Work out how many lines hold the string "embroidered". The answer is a single number, nothing more.

%%

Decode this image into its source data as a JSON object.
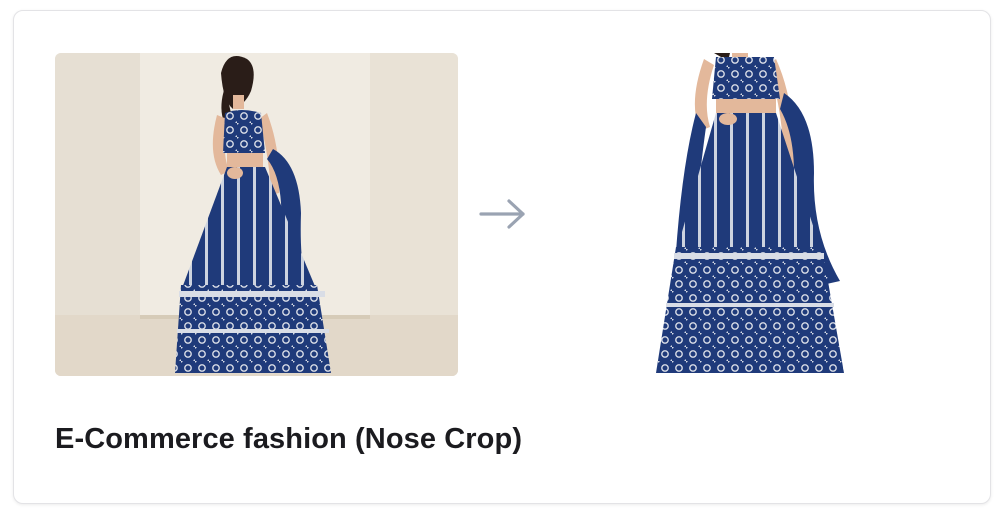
{
  "card": {
    "caption": "E-Commerce fashion (Nose Crop)",
    "arrow_icon": "arrow-right-icon",
    "before_image": "model-in-navy-embroidered-lehenga",
    "after_image": "cropped-navy-embroidered-lehenga"
  },
  "colors": {
    "outfit_navy": "#1f3a7a",
    "embroidery": "#d9dde6",
    "backdrop": "#ece6dc",
    "arrow": "#9aa3b2",
    "caption_text": "#1b1b1f",
    "card_border": "#e3e3e6"
  }
}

%%

THE RESPONSE -> 2